> **Problem**: Starting at the line with "Give me a plain-text" and stopping at the final line, retype the data below exactly; do not carry over any pictures.

> **Extracted records**:
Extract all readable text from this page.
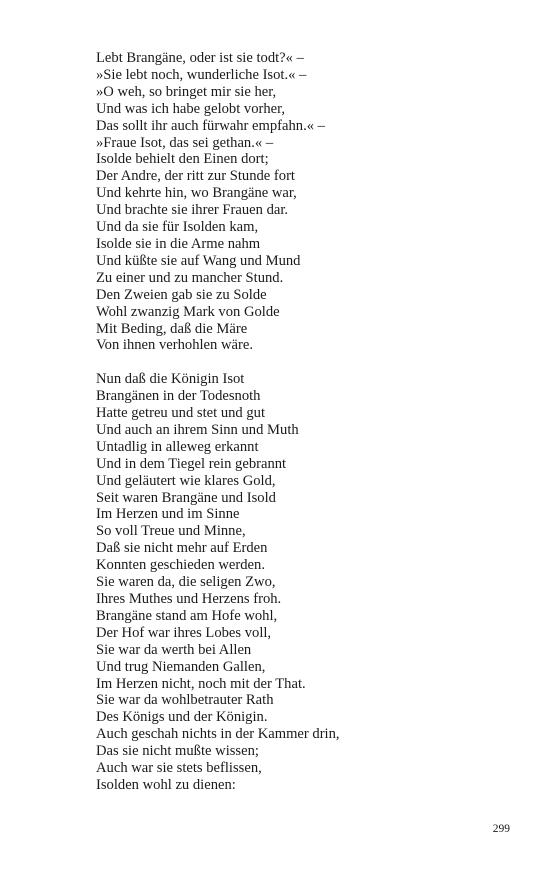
Lebt Brangäne, oder ist sie todt?« –
»Sie lebt noch, wunderliche Isot.« –
»O weh, so bringet mir sie her,
Und was ich habe gelobt vorher,
Das sollt ihr auch fürwahr empfahn.« –
»Fraue Isot, das sei gethan.« –
Isolde behielt den Einen dort;
Der Andre, der ritt zur Stunde fort
Und kehrte hin, wo Brangäne war,
Und brachte sie ihrer Frauen dar.
Und da sie für Isolden kam,
Isolde sie in die Arme nahm
Und küßte sie auf Wang und Mund
Zu einer und zu mancher Stund.
Den Zweien gab sie zu Solde
Wohl zwanzig Mark von Golde
Mit Beding, daß die Märe
Von ihnen verhohlen wäre.
Nun daß die Königin Isot
Brangänen in der Todesnoth
Hatte getreu und stet und gut
Und auch an ihrem Sinn und Muth
Untadlig in alleweg erkannt
Und in dem Tiegel rein gebrannt
Und geläutert wie klares Gold,
Seit waren Brangäne und Isold
Im Herzen und im Sinne
So voll Treue und Minne,
Daß sie nicht mehr auf Erden
Konnten geschieden werden.
Sie waren da, die seligen Zwo,
Ihres Muthes und Herzens froh.
Brangäne stand am Hofe wohl,
Der Hof war ihres Lobes voll,
Sie war da werth bei Allen
Und trug Niemanden Gallen,
Im Herzen nicht, noch mit der That.
Sie war da wohlbetrauter Rath
Des Königs und der Königin.
Auch geschah nichts in der Kammer drin,
Das sie nicht mußte wissen;
Auch war sie stets beflissen,
Isolden wohl zu dienen:
299
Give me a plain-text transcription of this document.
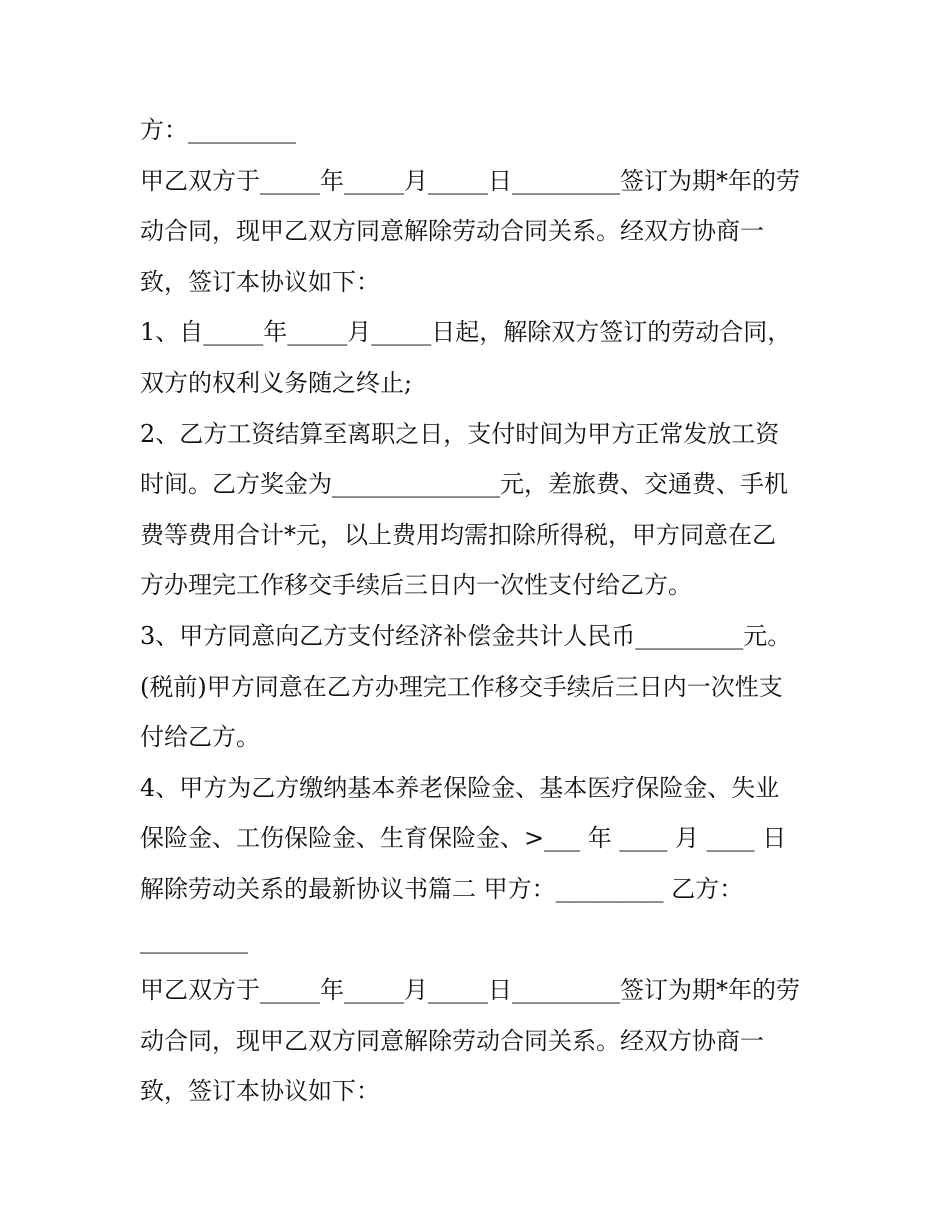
方：_________
甲乙双方于_____年_____月_____日_________签订为期*年的劳
动合同，现甲乙双方同意解除劳动合同关系。经双方协商一
致，签订本协议如下：
1、自_____年_____月_____日起，解除双方签订的劳动合同，
双方的权利义务随之终止;
2、乙方工资结算至离职之日，支付时间为甲方正常发放工资
时间。乙方奖金为______________元，差旅费、交通费、手机
费等费用合计*元，以上费用均需扣除所得税，甲方同意在乙
方办理完工作移交手续后三日内一次性支付给乙方。
3、甲方同意向乙方支付经济补偿金共计人民币_________元。
(税前)甲方同意在乙方办理完工作移交手续后三日内一次性支
付给乙方。
4、甲方为乙方缴纳基本养老保险金、基本医疗保险金、失业
保险金、工伤保险金、生育保险金、>___ 年 ____ 月 ____ 日
解除劳动关系的最新协议书篇二 甲方：_________ 乙方：
_________
甲乙双方于_____年_____月_____日_________签订为期*年的劳
动合同，现甲乙双方同意解除劳动合同关系。经双方协商一
致，签订本协议如下：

> **Task response**:
Give me a plain-text transcription of this document.
方：_________
甲乙双方于_____年_____月_____日_________签订为期*年的劳
动合同，现甲乙双方同意解除劳动合同关系。经双方协商一
致，签订本协议如下：
1、自_____年_____月_____日起，解除双方签订的劳动合同，
双方的权利义务随之终止;
2、乙方工资结算至离职之日，支付时间为甲方正常发放工资
时间。乙方奖金为______________元，差旅费、交通费、手机
费等费用合计*元，以上费用均需扣除所得税，甲方同意在乙
方办理完工作移交手续后三日内一次性支付给乙方。
3、甲方同意向乙方支付经济补偿金共计人民币_________元。
(税前)甲方同意在乙方办理完工作移交手续后三日内一次性支
付给乙方。
4、甲方为乙方缴纳基本养老保险金、基本医疗保险金、失业
保险金、工伤保险金、生育保险金、>___ 年 ____ 月 ____ 日
解除劳动关系的最新协议书篇二 甲方：_________ 乙方：
_________
甲乙双方于_____年_____月_____日_________签订为期*年的劳
动合同，现甲乙双方同意解除劳动合同关系。经双方协商一
致，签订本协议如下：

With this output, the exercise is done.